___ INPUT

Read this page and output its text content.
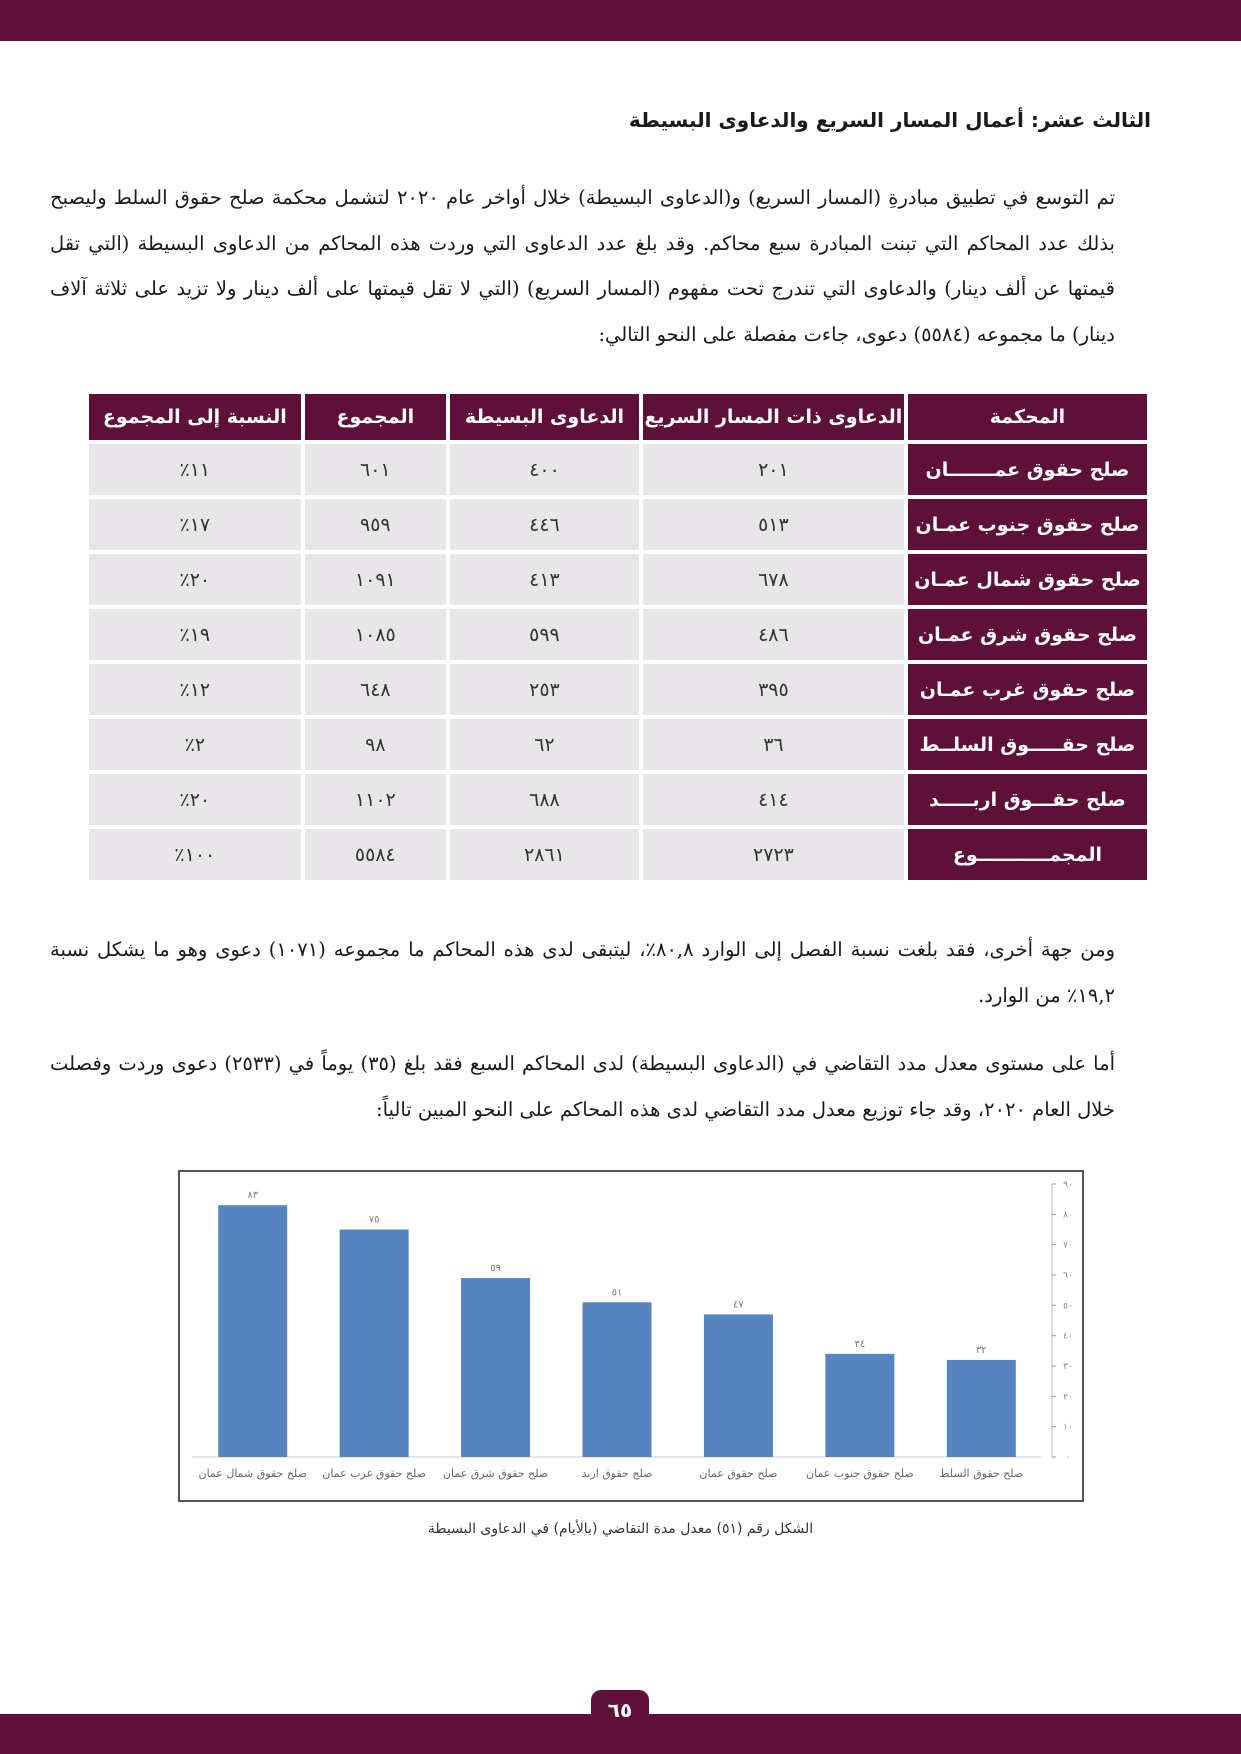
الثالث عشر: أعمال المسار السريع والدعاوى البسيطة
تم التوسع في تطبيق مبادرةِ (المسار السريع) و(الدعاوى البسيطة) خلال أواخر عام ٢٠٢٠ لتشمل محكمة صلح حقوق السلط وليصبح بذلك عدد المحاكم التي تبنت المبادرة سبع محاكم. وقد بلغ عدد الدعاوى التي وردت هذه المحاكم من الدعاوى البسيطة (التي تقل قيمتها عن ألف دينار) والدعاوى التي تندرج تحت مفهوم (المسار السريع) (التي لا تقل قيمتها على ألف دينار ولا تزيد على ثلاثة آلاف دينار) ما مجموعه (٥٥٨٤) دعوى، جاءت مفصلة على النحو التالي:
المحكمة	الدعاوى ذات المسار السريع	الدعاوى البسيطة	المجموع	النسبة إلى المجموع
صلح حقوق عمـــــــان	٢٠١	٤٠٠	٦٠١	١١٪
صلح حقوق جنوب عمـان	٥١٣	٤٤٦	٩٥٩	١٧٪
صلح حقوق شمال عمـان	٦٧٨	٤١٣	١٠٩١	٢٠٪
صلح حقوق شرق عمـان	٤٨٦	٥٩٩	١٠٨٥	١٩٪
صلح حقوق غرب عمـان	٣٩٥	٢٥٣	٦٤٨	١٢٪
صلح حقـــــوق السلــط	٣٦	٦٢	٩٨	٢٪
صلح حقـــوق اربـــــد	٤١٤	٦٨٨	١١٠٢	٢٠٪
المجمـــــــــــوع	٢٧٢٣	٢٨٦١	٥٥٨٤	١٠٠٪
ومن جهة أخرى، فقد بلغت نسبة الفصل إلى الوارد ٨٠,٨٪، ليتبقى لدى هذه المحاكم ما مجموعه (١٠٧١) دعوى وهو ما يشكل نسبة ١٩,٢٪ من الوارد.
أما على مستوى معدل مدد التقاضي في (الدعاوى البسيطة) لدى المحاكم السبع فقد بلغ (٣٥) يوماً في (٢٥٣٣) دعوى وردت وفصلت خلال العام ٢٠٢٠، وقد جاء توزيع معدل مدد التقاضي لدى هذه المحاكم على النحو المبين تالياً:
٠
١٠
٢٠
٣٠
٤٠
٥٠
٦٠
٧٠
٨٠
٩٠
٨٣
صلح حقوق شمال عمان
٧٥
صلح حقوق غرب عمان
٥٩
صلح حقوق شرق عمان
٥١
صلح حقوق اربد
٤٧
صلح حقوق عمان
٣٤
صلح حقوق جنوب عمان
٣٢
صلح حقوق السلط
الشكل رقم (٥١) معدل مدة التقاضي (بالأيام) في الدعاوى البسيطة
٦٥
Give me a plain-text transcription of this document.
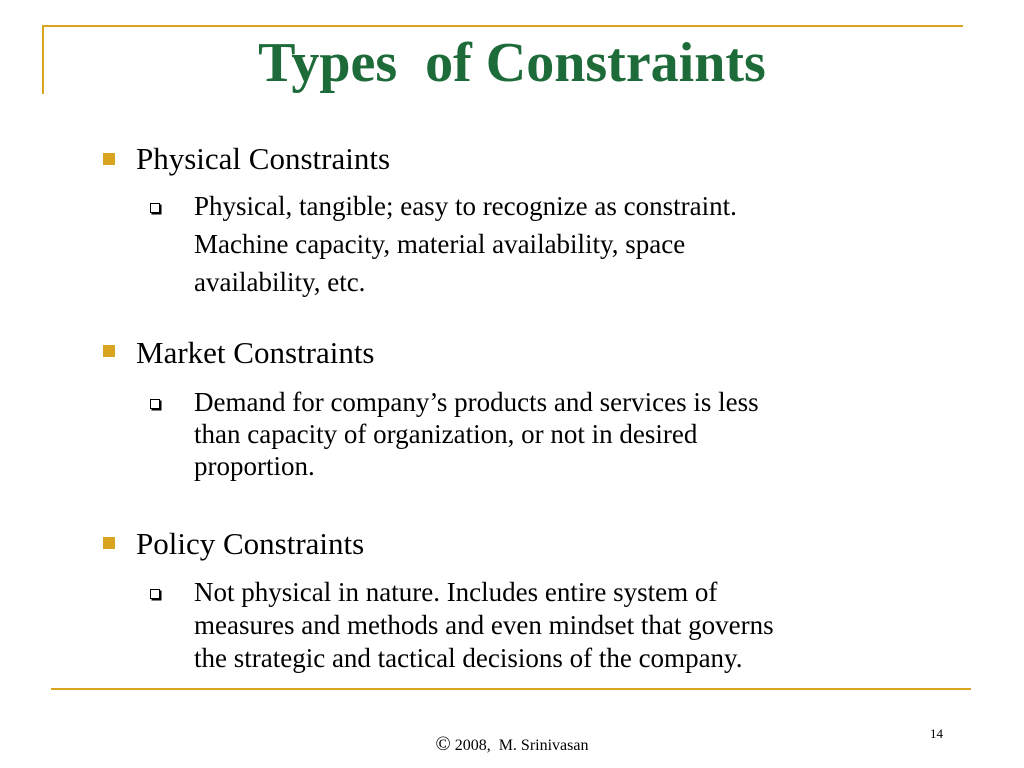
Types  of Constraints
Physical Constraints
Physical, tangible; easy to recognize as constraint.
Machine capacity, material availability, space
availability, etc.
Market Constraints
Demand for company’s products and services is less
than capacity of organization, or not in desired
proportion.
Policy Constraints
Not physical in nature. Includes entire system of
measures and methods and even mindset that governs
the strategic and tactical decisions of the company.
© 2008,  M. Srinivasan
14
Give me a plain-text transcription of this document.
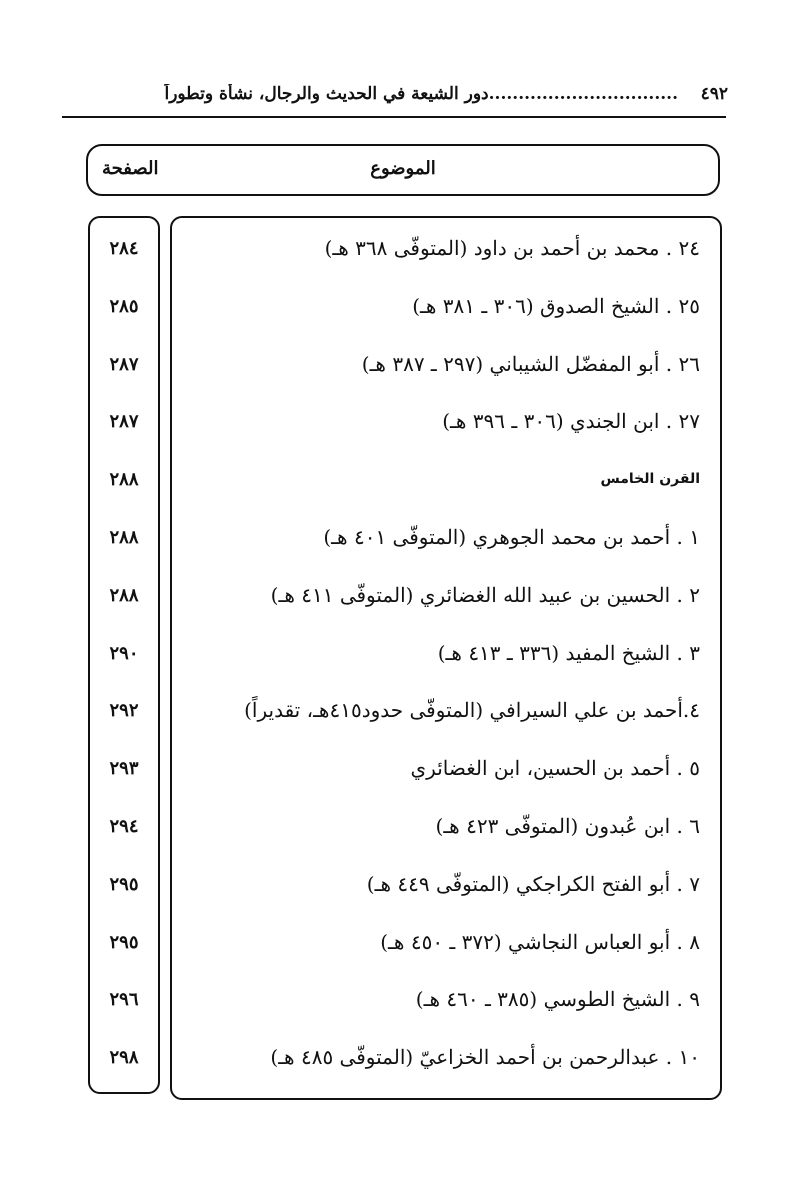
٤٩٢
................................دور الشيعة في الحديث والرجال، نشأة وتطوراً
الموضوع
الصفحة
٢٤ . محمد بن أحمد بن داود (المتوفّى ٣٦٨ هـ)
٢٨٤
٢٥ . الشيخ الصدوق (٣٠٦ ـ ٣٨١ هـ)
٢٨٥
٢٦ . أبو المفضّل الشيباني (٢٩٧ ـ ٣٨٧ هـ)
٢٨٧
٢٧ . ابن الجندي (٣٠٦ ـ ٣٩٦ هـ)
٢٨٧
القرن الخامس
٢٨٨
١ . أحمد بن محمد الجوهري (المتوفّى ٤٠١ هـ)
٢٨٨
٢ . الحسين بن عبيد الله الغضائري (المتوفّى ٤١١ هـ)
٢٨٨
٣ . الشيخ المفيد (٣٣٦ ـ ٤١٣ هـ)
٢٩٠
٤.أحمد بن علي السيرافي (المتوفّى حدود٤١٥هـ، تقديراً)
٢٩٢
٥ . أحمد بن الحسين، ابن الغضائري
٢٩٣
٦ . ابن عُبدون (المتوفّى ٤٢٣ هـ)
٢٩٤
٧ . أبو الفتح الكراجكي (المتوفّى ٤٤٩ هـ)
٢٩٥
٨ . أبو العباس النجاشي (٣٧٢ ـ ٤٥٠ هـ)
٢٩٥
٩ . الشيخ الطوسي (٣٨٥ ـ ٤٦٠ هـ)
٢٩٦
١٠ . عبدالرحمن بن أحمد الخزاعيّ (المتوفّى ٤٨٥ هـ)
٢٩٨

______

* REQUIRED TASK:
Pictures are not part of the copy; reproduce everything else in the records exactly.

* ANSWER IN FULL:
Read this page and output its text content.
الثالث عشر: أعمال المسار السريع والدعاوى البسيطة
تم التوسع في تطبيق مبادرةِ (المسار السريع) و(الدعاوى البسيطة) خلال أواخر عام ٢٠٢٠ لتشمل محكمة صلح حقوق السلط وليصبح بذلك عدد المحاكم التي تبنت المبادرة سبع محاكم. وقد بلغ عدد الدعاوى التي وردت هذه المحاكم من الدعاوى البسيطة (التي تقل قيمتها عن ألف دينار) والدعاوى التي تندرج تحت مفهوم (المسار السريع) (التي لا تقل قيمتها على ألف دينار ولا تزيد على ثلاثة آلاف دينار) ما مجموعه (٥٥٨٤) دعوى، جاءت مفصلة على النحو التالي:
المحكمة	الدعاوى ذات المسار السريع	الدعاوى البسيطة	المجموع	النسبة إلى المجموع
صلح حقوق عمـــــــان	٢٠١	٤٠٠	٦٠١	١١٪
صلح حقوق جنوب عمـان	٥١٣	٤٤٦	٩٥٩	١٧٪
صلح حقوق شمال عمـان	٦٧٨	٤١٣	١٠٩١	٢٠٪
صلح حقوق شرق عمـان	٤٨٦	٥٩٩	١٠٨٥	١٩٪
صلح حقوق غرب عمـان	٣٩٥	٢٥٣	٦٤٨	١٢٪
صلح حقـــــوق السلــط	٣٦	٦٢	٩٨	٢٪
صلح حقـــوق اربـــــد	٤١٤	٦٨٨	١١٠٢	٢٠٪
المجمـــــــــــوع	٢٧٢٣	٢٨٦١	٥٥٨٤	١٠٠٪
ومن جهة أخرى، فقد بلغت نسبة الفصل إلى الوارد ٨٠,٨٪، ليتبقى لدى هذه المحاكم ما مجموعه (١٠٧١) دعوى وهو ما يشكل نسبة ١٩,٢٪ من الوارد.
أما على مستوى معدل مدد التقاضي في (الدعاوى البسيطة) لدى المحاكم السبع فقد بلغ (٣٥) يوماً في (٢٥٣٣) دعوى وردت وفصلت خلال العام ٢٠٢٠، وقد جاء توزيع معدل مدد التقاضي لدى هذه المحاكم على النحو المبين تالياً:
٠
١٠
٢٠
٣٠
٤٠
٥٠
٦٠
٧٠
٨٠
٩٠
٨٣
صلح حقوق شمال عمان
٧٥
صلح حقوق غرب عمان
٥٩
صلح حقوق شرق عمان
٥١
صلح حقوق اربد
٤٧
صلح حقوق عمان
٣٤
صلح حقوق جنوب عمان
٣٢
صلح حقوق السلط
الشكل رقم (٥١) معدل مدة التقاضي (بالأيام) في الدعاوى البسيطة
٦٥
Give me a plain-text transcription of this document.
Types  of Constraints
Physical Constraints
Physical, tangible; easy to recognize as constraint.
Machine capacity, material availability, space
availability, etc.
Market Constraints
Demand for company’s products and services is less
than capacity of organization, or not in desired
proportion.
Policy Constraints
Not physical in nature. Includes entire system of
measures and methods and even mindset that governs
the strategic and tactical decisions of the company.
© 2008,  M. Srinivasan
14
Give me a plain-text transcription of this document.
٤٩٢
................................دور الشيعة في الحديث والرجال، نشأة وتطوراً
الموضوع
الصفحة
٢٤ . محمد بن أحمد بن داود (المتوفّى ٣٦٨ هـ)
٢٨٤
٢٥ . الشيخ الصدوق (٣٠٦ ـ ٣٨١ هـ)
٢٨٥
٢٦ . أبو المفضّل الشيباني (٢٩٧ ـ ٣٨٧ هـ)
٢٨٧
٢٧ . ابن الجندي (٣٠٦ ـ ٣٩٦ هـ)
٢٨٧
القرن الخامس
٢٨٨
١ . أحمد بن محمد الجوهري (المتوفّى ٤٠١ هـ)
٢٨٨
٢ . الحسين بن عبيد الله الغضائري (المتوفّى ٤١١ هـ)
٢٨٨
٣ . الشيخ المفيد (٣٣٦ ـ ٤١٣ هـ)
٢٩٠
٤.أحمد بن علي السيرافي (المتوفّى حدود٤١٥هـ، تقديراً)
٢٩٢
٥ . أحمد بن الحسين، ابن الغضائري
٢٩٣
٦ . ابن عُبدون (المتوفّى ٤٢٣ هـ)
٢٩٤
٧ . أبو الفتح الكراجكي (المتوفّى ٤٤٩ هـ)
٢٩٥
٨ . أبو العباس النجاشي (٣٧٢ ـ ٤٥٠ هـ)
٢٩٥
٩ . الشيخ الطوسي (٣٨٥ ـ ٤٦٠ هـ)
٢٩٦
١٠ . عبدالرحمن بن أحمد الخزاعيّ (المتوفّى ٤٨٥ هـ)
٢٩٨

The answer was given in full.